**TASK INSTRUCTIONS**
Gather each line of the entries below that includes "Member".

**ENTRIES SHOWN**

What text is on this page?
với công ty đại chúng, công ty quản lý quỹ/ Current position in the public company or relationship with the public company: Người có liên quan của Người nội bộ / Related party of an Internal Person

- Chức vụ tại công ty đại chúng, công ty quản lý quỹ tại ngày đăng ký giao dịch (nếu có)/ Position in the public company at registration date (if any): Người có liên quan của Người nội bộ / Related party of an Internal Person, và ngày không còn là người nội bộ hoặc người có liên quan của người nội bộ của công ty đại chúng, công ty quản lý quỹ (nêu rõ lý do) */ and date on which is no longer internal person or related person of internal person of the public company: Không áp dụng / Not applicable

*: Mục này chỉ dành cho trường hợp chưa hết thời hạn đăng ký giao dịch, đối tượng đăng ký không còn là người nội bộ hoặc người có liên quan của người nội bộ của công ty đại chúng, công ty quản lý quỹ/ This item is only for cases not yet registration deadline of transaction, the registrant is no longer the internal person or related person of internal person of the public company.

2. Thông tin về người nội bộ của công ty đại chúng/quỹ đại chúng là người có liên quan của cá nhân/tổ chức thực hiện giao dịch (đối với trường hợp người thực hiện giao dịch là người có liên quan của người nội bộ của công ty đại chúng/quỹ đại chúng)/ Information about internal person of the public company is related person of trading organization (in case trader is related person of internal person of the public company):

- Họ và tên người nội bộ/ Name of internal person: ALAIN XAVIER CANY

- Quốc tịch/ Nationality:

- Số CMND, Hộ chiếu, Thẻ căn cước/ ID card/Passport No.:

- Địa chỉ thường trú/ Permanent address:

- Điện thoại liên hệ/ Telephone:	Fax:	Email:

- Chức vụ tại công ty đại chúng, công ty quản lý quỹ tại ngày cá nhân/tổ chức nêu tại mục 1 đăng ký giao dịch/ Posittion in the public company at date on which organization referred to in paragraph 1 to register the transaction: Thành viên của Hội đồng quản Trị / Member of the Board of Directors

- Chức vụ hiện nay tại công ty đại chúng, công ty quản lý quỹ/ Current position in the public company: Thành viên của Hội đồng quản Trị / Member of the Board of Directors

**RESULT FOR THIS TASK**
- Chức vụ tại công ty đại chúng, công ty quản lý quỹ tại ngày cá nhân/tổ chức nêu tại mục 1 đăng ký giao dịch/ Posittion in the public company at date on which organization referred to in paragraph 1 to register the transaction: Thành viên của Hội đồng quản Trị / Member of the Board of Directors
- Chức vụ hiện nay tại công ty đại chúng, công ty quản lý quỹ/ Current position in the public company: Thành viên của Hội đồng quản Trị / Member of the Board of Directors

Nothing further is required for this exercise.